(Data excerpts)
= = = = = = =
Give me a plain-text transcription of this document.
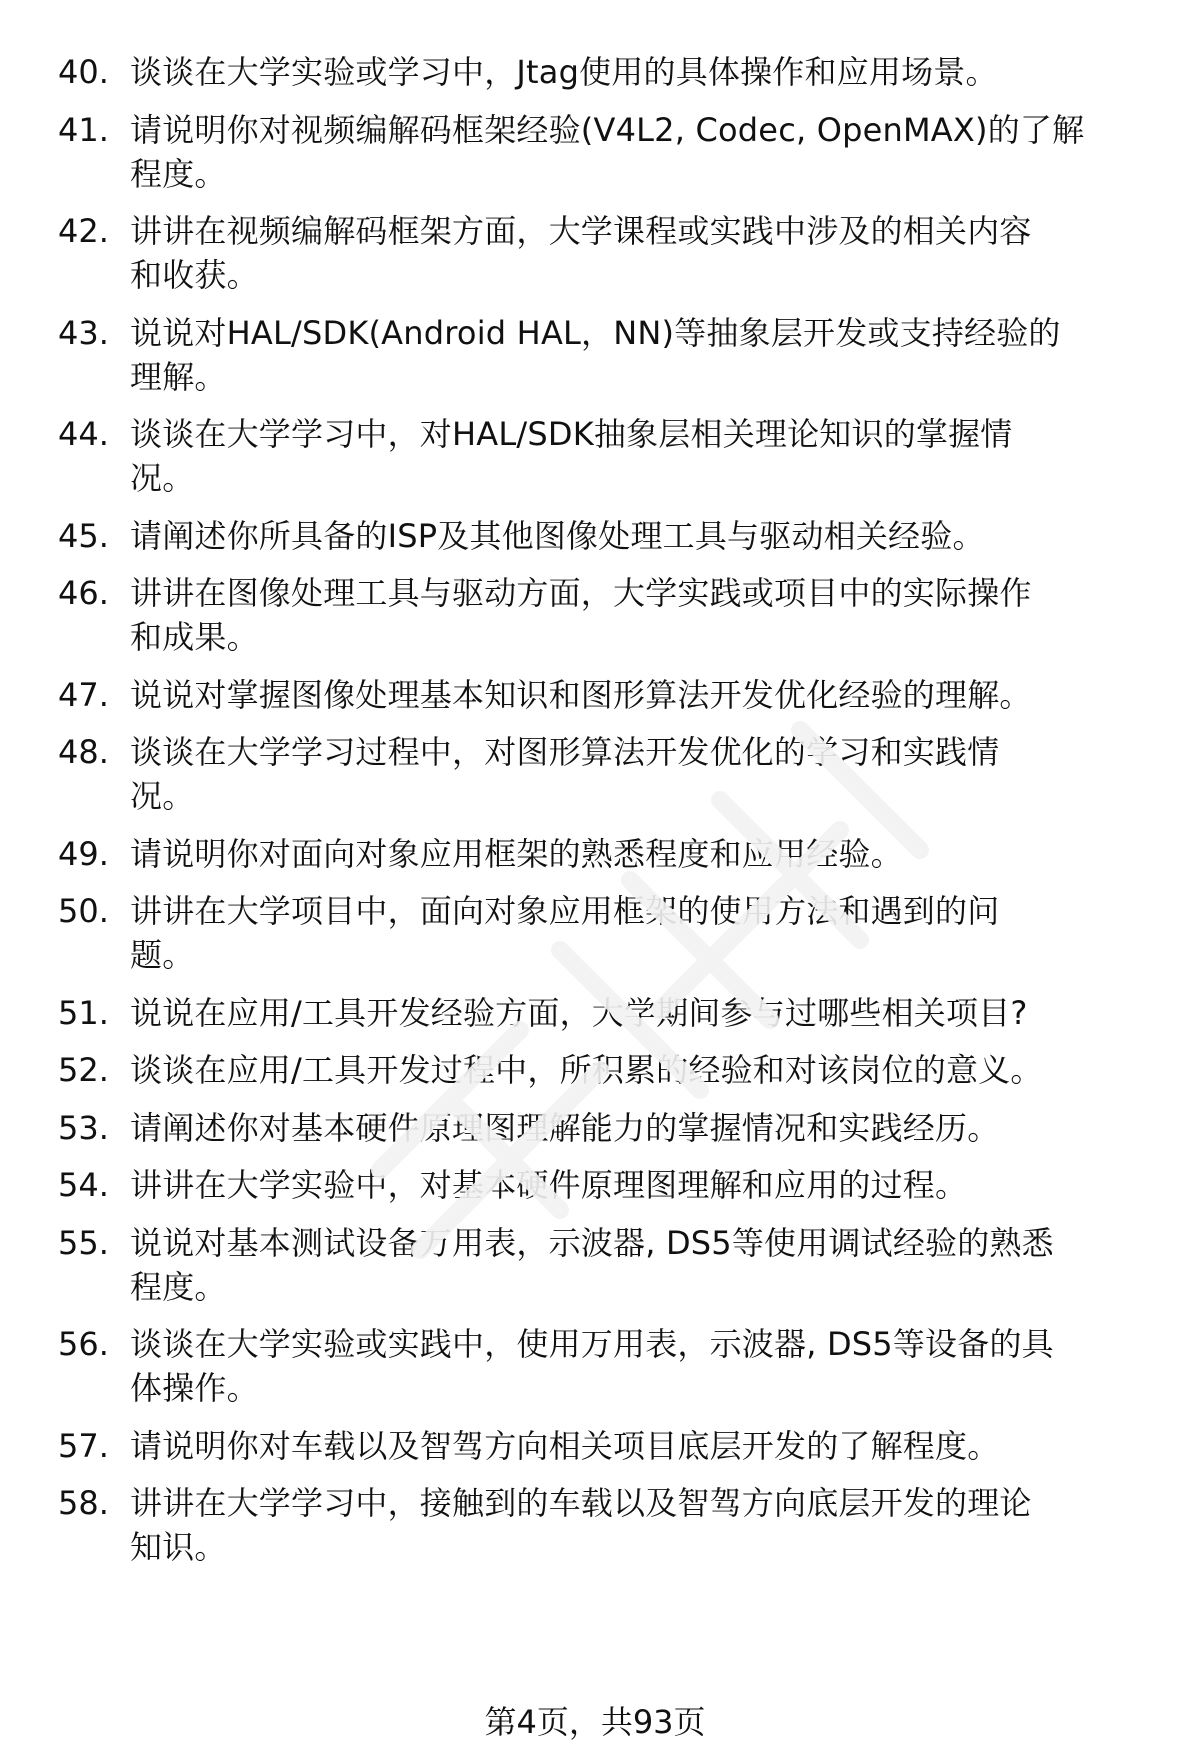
40. 谈谈在大学实验或学习中，Jtag使用的具体操作和应用场景。
41. 请说明你对视频编解码框架经验(V4L2, Codec, OpenMAX)的了解
程度。
42. 讲讲在视频编解码框架方面，大学课程或实践中涉及的相关内容
和收获。
43. 说说对HAL/SDK(Android HAL，NN)等抽象层开发或支持经验的
理解。
44. 谈谈在大学学习中，对HAL/SDK抽象层相关理论知识的掌握情
况。
45. 请阐述你所具备的ISP及其他图像处理工具与驱动相关经验。
46. 讲讲在图像处理工具与驱动方面，大学实践或项目中的实际操作
和成果。
47. 说说对掌握图像处理基本知识和图形算法开发优化经验的理解。
48. 谈谈在大学学习过程中，对图形算法开发优化的学习和实践情
况。
49. 请说明你对面向对象应用框架的熟悉程度和应用经验。
50. 讲讲在大学项目中，面向对象应用框架的使用方法和遇到的问
题。
51. 说说在应用/工具开发经验方面，大学期间参与过哪些相关项目?
52. 谈谈在应用/工具开发过程中，所积累的经验和对该岗位的意义。
53. 请阐述你对基本硬件原理图理解能力的掌握情况和实践经历。
54. 讲讲在大学实验中，对基本硬件原理图理解和应用的过程。
55. 说说对基本测试设备万用表，示波器, DS5等使用调试经验的熟悉
程度。
56. 谈谈在大学实验或实践中，使用万用表，示波器, DS5等设备的具
体操作。
57. 请说明你对车载以及智驾方向相关项目底层开发的了解程度。
58. 讲讲在大学学习中，接触到的车载以及智驾方向底层开发的理论
知识。
第4页，共93页
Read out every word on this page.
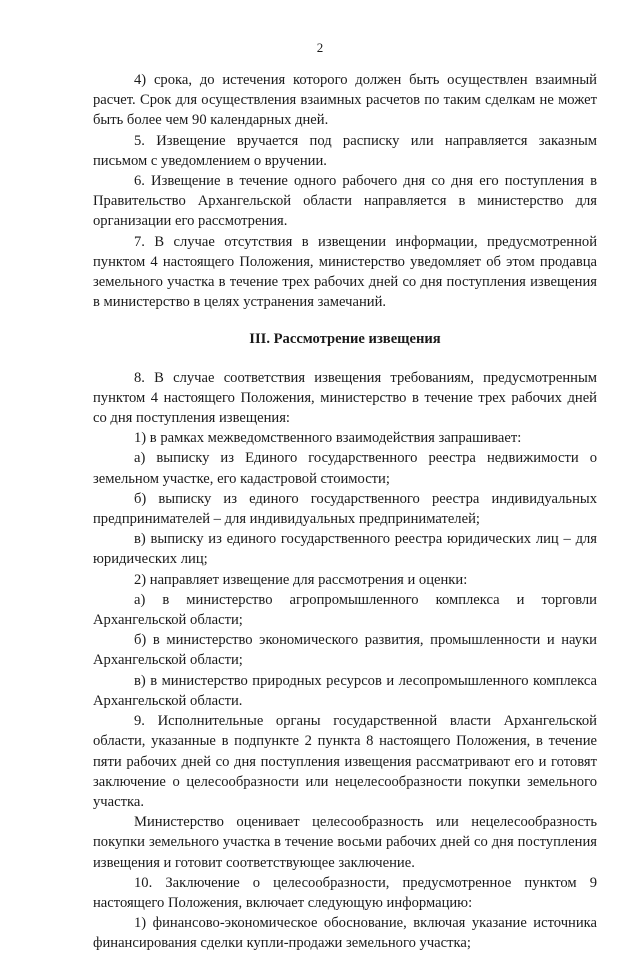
2

4) срока, до истечения которого должен быть осуществлен взаимный расчет. Срок для осуществления взаимных расчетов по таким сделкам не может быть более чем 90 календарных дней.

5. Извещение вручается под расписку или направляется заказным письмом с уведомлением о вручении.

6. Извещение в течение одного рабочего дня со дня его поступления в Правительство Архангельской области направляется в министерство для организации его рассмотрения.

7. В случае отсутствия в извещении информации, предусмотренной пунктом 4 настоящего Положения, министерство уведомляет об этом продавца земельного участка в течение трех рабочих дней со дня поступления извещения в министерство в целях устранения замечаний.

III. Рассмотрение извещения

8. В случае соответствия извещения требованиям, предусмотренным пунктом 4 настоящего Положения, министерство в течение трех рабочих дней со дня поступления извещения:

1) в рамках межведомственного взаимодействия запрашивает:

а) выписку из Единого государственного реестра недвижимости о земельном участке, его кадастровой стоимости;

б) выписку из единого государственного реестра индивидуальных предпринимателей – для индивидуальных предпринимателей;

в) выписку из единого государственного реестра юридических лиц – для юридических лиц;

2) направляет извещение для рассмотрения и оценки:

а) в министерство агропромышленного комплекса и торговли Архангельской области;

б) в министерство экономического развития, промышленности и науки Архангельской области;

в) в министерство природных ресурсов и лесопромышленного комплекса Архангельской области.

9. Исполнительные органы государственной власти Архангельской области, указанные в подпункте 2 пункта 8 настоящего Положения, в течение пяти рабочих дней со дня поступления извещения рассматривают его и готовят заключение о целесообразности или нецелесообразности покупки земельного участка.

Министерство оценивает целесообразность или нецелесообразность покупки земельного участка в течение восьми рабочих дней со дня поступления извещения и готовит соответствующее заключение.

10. Заключение о целесообразности, предусмотренное пунктом 9 настоящего Положения, включает следующую информацию:

1) финансово-экономическое обоснование, включая указание источника финансирования сделки купли-продажи земельного участка;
= = = = = = =
-- TASK BRIEF --
Leave the pictures out, and print every line of the listing exactly as written.

-- CORRECT RESPONSE --
Give me a plain-text transcription of this document.
40. 谈谈在大学实验或学习中，Jtag使用的具体操作和应用场景。
41. 请说明你对视频编解码框架经验(V4L2, Codec, OpenMAX)的了解
程度。
42. 讲讲在视频编解码框架方面，大学课程或实践中涉及的相关内容
和收获。
43. 说说对HAL/SDK(Android HAL，NN)等抽象层开发或支持经验的
理解。
44. 谈谈在大学学习中，对HAL/SDK抽象层相关理论知识的掌握情
况。
45. 请阐述你所具备的ISP及其他图像处理工具与驱动相关经验。
46. 讲讲在图像处理工具与驱动方面，大学实践或项目中的实际操作
和成果。
47. 说说对掌握图像处理基本知识和图形算法开发优化经验的理解。
48. 谈谈在大学学习过程中，对图形算法开发优化的学习和实践情
况。
49. 请说明你对面向对象应用框架的熟悉程度和应用经验。
50. 讲讲在大学项目中，面向对象应用框架的使用方法和遇到的问
题。
51. 说说在应用/工具开发经验方面，大学期间参与过哪些相关项目?
52. 谈谈在应用/工具开发过程中，所积累的经验和对该岗位的意义。
53. 请阐述你对基本硬件原理图理解能力的掌握情况和实践经历。
54. 讲讲在大学实验中，对基本硬件原理图理解和应用的过程。
55. 说说对基本测试设备万用表，示波器, DS5等使用调试经验的熟悉
程度。
56. 谈谈在大学实验或实践中，使用万用表，示波器, DS5等设备的具
体操作。
57. 请说明你对车载以及智驾方向相关项目底层开发的了解程度。
58. 讲讲在大学学习中，接触到的车载以及智驾方向底层开发的理论
知识。
第4页，共93页
Read out every word on this page.
2

4) срока, до истечения которого должен быть осуществлен взаимный расчет. Срок для осуществления взаимных расчетов по таким сделкам не может быть более чем 90 календарных дней.

5. Извещение вручается под расписку или направляется заказным письмом с уведомлением о вручении.

6. Извещение в течение одного рабочего дня со дня его поступления в Правительство Архангельской области направляется в министерство для организации его рассмотрения.

7. В случае отсутствия в извещении информации, предусмотренной пунктом 4 настоящего Положения, министерство уведомляет об этом продавца земельного участка в течение трех рабочих дней со дня поступления извещения в министерство в целях устранения замечаний.

III. Рассмотрение извещения

8. В случае соответствия извещения требованиям, предусмотренным пунктом 4 настоящего Положения, министерство в течение трех рабочих дней со дня поступления извещения:

1) в рамках межведомственного взаимодействия запрашивает:

а) выписку из Единого государственного реестра недвижимости о земельном участке, его кадастровой стоимости;

б) выписку из единого государственного реестра индивидуальных предпринимателей – для индивидуальных предпринимателей;

в) выписку из единого государственного реестра юридических лиц – для юридических лиц;

2) направляет извещение для рассмотрения и оценки:

а) в министерство агропромышленного комплекса и торговли Архангельской области;

б) в министерство экономического развития, промышленности и науки Архангельской области;

в) в министерство природных ресурсов и лесопромышленного комплекса Архангельской области.

9. Исполнительные органы государственной власти Архангельской области, указанные в подпункте 2 пункта 8 настоящего Положения, в течение пяти рабочих дней со дня поступления извещения рассматривают его и готовят заключение о целесообразности или нецелесообразности покупки земельного участка.

Министерство оценивает целесообразность или нецелесообразность покупки земельного участка в течение восьми рабочих дней со дня поступления извещения и готовит соответствующее заключение.

10. Заключение о целесообразности, предусмотренное пунктом 9 настоящего Положения, включает следующую информацию:

1) финансово-экономическое обоснование, включая указание источника финансирования сделки купли-продажи земельного участка;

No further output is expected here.